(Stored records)
● ● ● ● ● ● ●

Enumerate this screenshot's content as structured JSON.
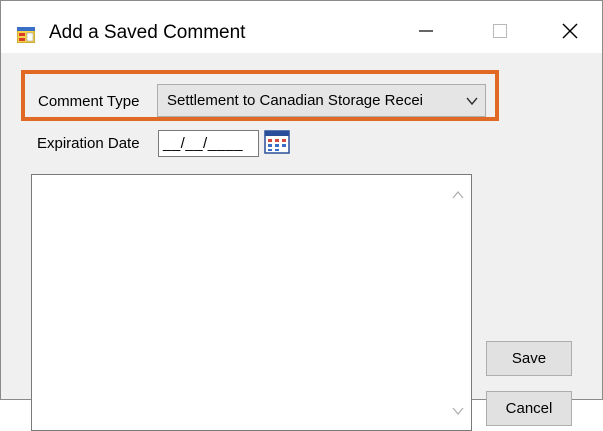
{
  "window": {
    "title": "Add a Saved Comment"
  },
  "form": {
    "comment_type_label": "Comment Type",
    "comment_type_value": "Settlement to Canadian Storage Recei",
    "expiration_date_label": "Expiration Date",
    "expiration_date_value": "__/__/____",
    "comment_text": ""
  },
  "buttons": {
    "save": "Save",
    "cancel": "Cancel"
  },
  "icons": {
    "app": "app-form-icon",
    "minimize": "minimize-icon",
    "maximize": "maximize-icon",
    "close": "close-icon",
    "combo_arrow": "chevron-down-icon",
    "calendar": "calendar-icon",
    "scroll_up": "scroll-up-icon",
    "scroll_down": "scroll-down-icon"
  },
  "colors": {
    "highlight": "#e06a24",
    "window_bg": "#f0f0f0",
    "titlebar_bg": "#ffffff"
  }
}
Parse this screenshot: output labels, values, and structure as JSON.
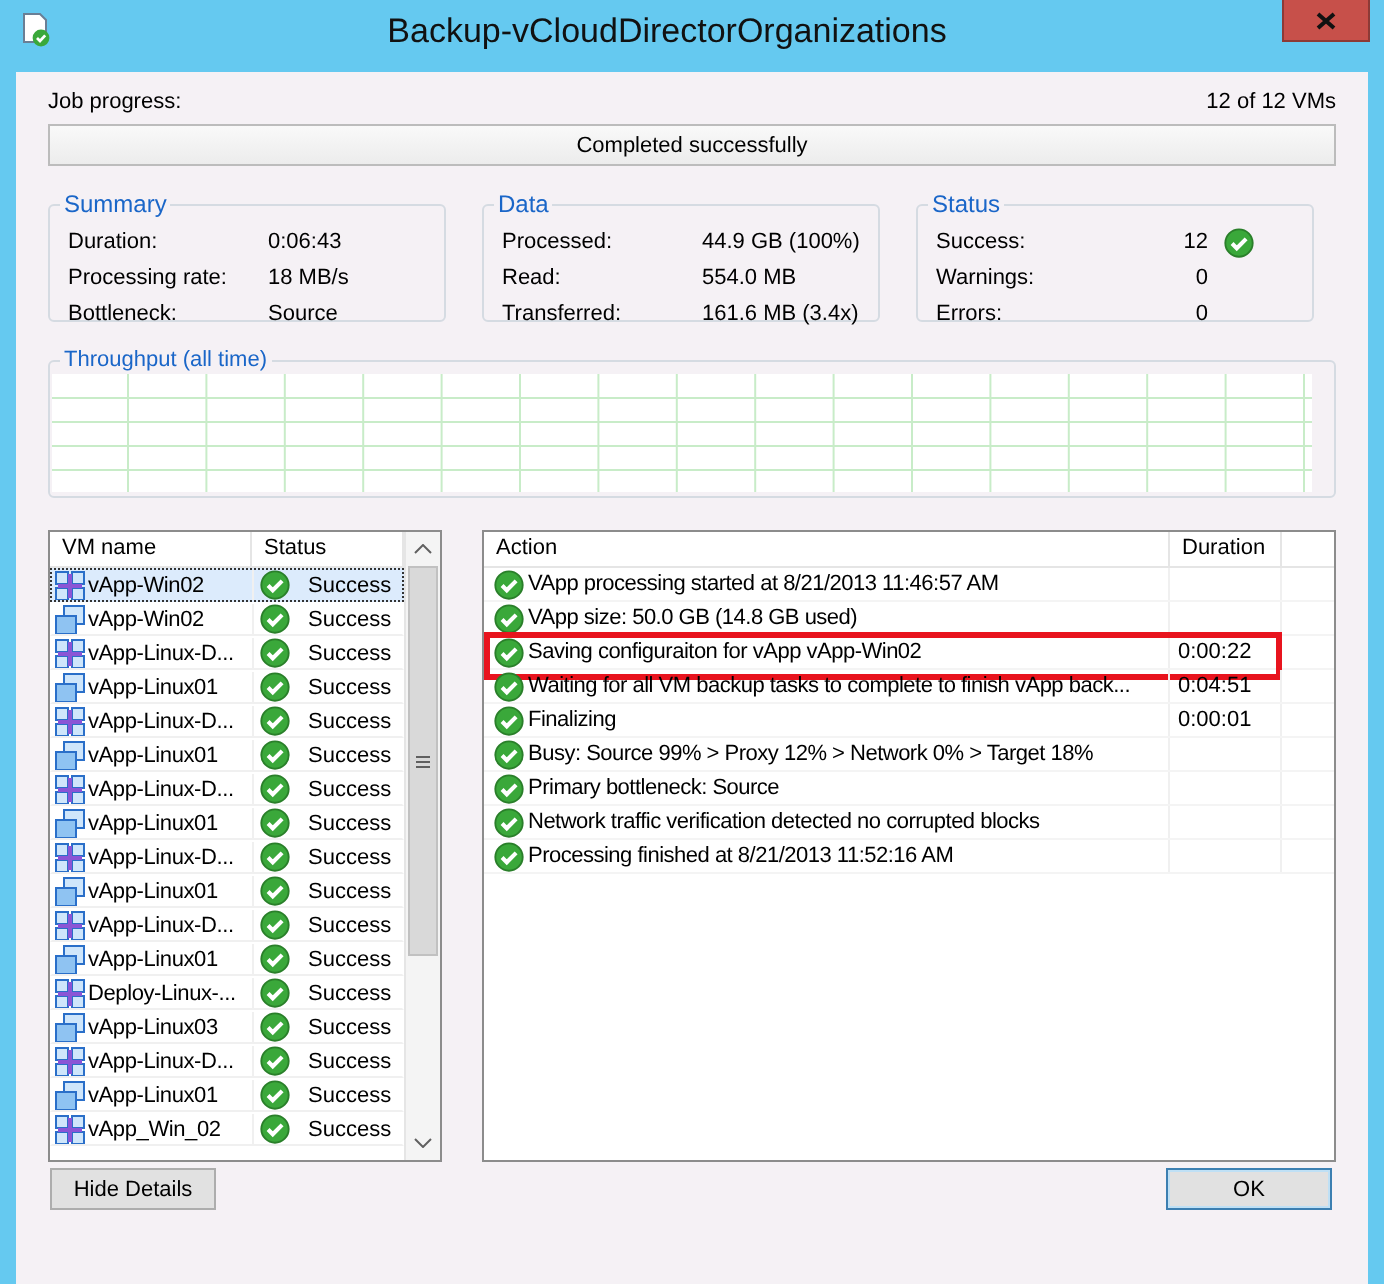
{
  "window": {
    "title": "Backup-vCloudDirectorOrganizations"
  },
  "job_progress": {
    "label": "Job progress:",
    "count": "12 of 12 VMs",
    "status": "Completed successfully",
    "level": 1
  },
  "groups": [
    {
      "title": "Summary",
      "rows": [
        {
          "label": "Duration:",
          "value": "0:06:43",
          "check": false
        },
        {
          "label": "Processing rate:",
          "value": "18 MB/s",
          "check": false
        },
        {
          "label": "Bottleneck:",
          "value": "Source",
          "check": false
        }
      ]
    },
    {
      "title": "Data",
      "rows": [
        {
          "label": "Processed:",
          "value": "44.9 GB (100%)",
          "check": false
        },
        {
          "label": "Read:",
          "value": "554.0 MB",
          "check": false
        },
        {
          "label": "Transferred:",
          "value": "161.6 MB (3.4x)",
          "check": false
        }
      ]
    },
    {
      "title": "Status",
      "rows": [
        {
          "label": "Success:",
          "value": "12",
          "check": true
        },
        {
          "label": "Warnings:",
          "value": "0",
          "check": false
        },
        {
          "label": "Errors:",
          "value": "0",
          "check": false
        }
      ]
    }
  ],
  "throughput": {
    "title": "Throughput (all time)"
  },
  "vm_list": {
    "columns": [
      "VM name",
      "Status"
    ],
    "rows": [
      {
        "name": "vApp-Win02",
        "kind": "vapp",
        "status": "Success",
        "selected": true
      },
      {
        "name": "vApp-Win02",
        "kind": "vm",
        "status": "Success",
        "selected": false
      },
      {
        "name": "vApp-Linux-D...",
        "kind": "vapp",
        "status": "Success",
        "selected": false
      },
      {
        "name": "vApp-Linux01",
        "kind": "vm",
        "status": "Success",
        "selected": false
      },
      {
        "name": "vApp-Linux-D...",
        "kind": "vapp",
        "status": "Success",
        "selected": false
      },
      {
        "name": "vApp-Linux01",
        "kind": "vm",
        "status": "Success",
        "selected": false
      },
      {
        "name": "vApp-Linux-D...",
        "kind": "vapp",
        "status": "Success",
        "selected": false
      },
      {
        "name": "vApp-Linux01",
        "kind": "vm",
        "status": "Success",
        "selected": false
      },
      {
        "name": "vApp-Linux-D...",
        "kind": "vapp",
        "status": "Success",
        "selected": false
      },
      {
        "name": "vApp-Linux01",
        "kind": "vm",
        "status": "Success",
        "selected": false
      },
      {
        "name": "vApp-Linux-D...",
        "kind": "vapp",
        "status": "Success",
        "selected": false
      },
      {
        "name": "vApp-Linux01",
        "kind": "vm",
        "status": "Success",
        "selected": false
      },
      {
        "name": "Deploy-Linux-...",
        "kind": "vapp",
        "status": "Success",
        "selected": false
      },
      {
        "name": "vApp-Linux03",
        "kind": "vm",
        "status": "Success",
        "selected": false
      },
      {
        "name": "vApp-Linux-D...",
        "kind": "vapp",
        "status": "Success",
        "selected": false
      },
      {
        "name": "vApp-Linux01",
        "kind": "vm",
        "status": "Success",
        "selected": false
      },
      {
        "name": "vApp_Win_02",
        "kind": "vapp",
        "status": "Success",
        "selected": false
      }
    ]
  },
  "actions": {
    "columns": [
      "Action",
      "Duration"
    ],
    "rows": [
      {
        "text": "VApp processing started at 8/21/2013 11:46:57 AM",
        "highlighted": false
      },
      {
        "text": "VApp size: 50.0 GB (14.8 GB used)",
        "highlighted": false
      },
      {
        "text": "Saving configuraiton for vApp vApp-Win02",
        "duration": "0:00:22",
        "highlighted": true
      },
      {
        "text": "Waiting for all VM backup tasks to complete to finish vApp back...",
        "duration": "0:04:51",
        "highlighted": false
      },
      {
        "text": "Finalizing",
        "duration": "0:00:01",
        "highlighted": false
      },
      {
        "text": "Busy: Source 99% > Proxy 12% > Network 0% > Target 18%",
        "highlighted": false
      },
      {
        "text": "Primary bottleneck: Source",
        "highlighted": false
      },
      {
        "text": "Network traffic verification detected no corrupted blocks",
        "highlighted": false
      },
      {
        "text": "Processing finished at 8/21/2013 11:52:16 AM",
        "highlighted": false
      }
    ]
  },
  "buttons": [
    {
      "label": "Hide Details",
      "default": false
    },
    {
      "label": "OK",
      "default": true
    }
  ]
}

● ● ● ● ● ● ●

What to produce
Locate each line with the word "screenshot" and copy it.

Solution for this problem
Enumerate this screenshot's content as structured JSON.
Parse this screenshot: output labels, values, and structure as JSON.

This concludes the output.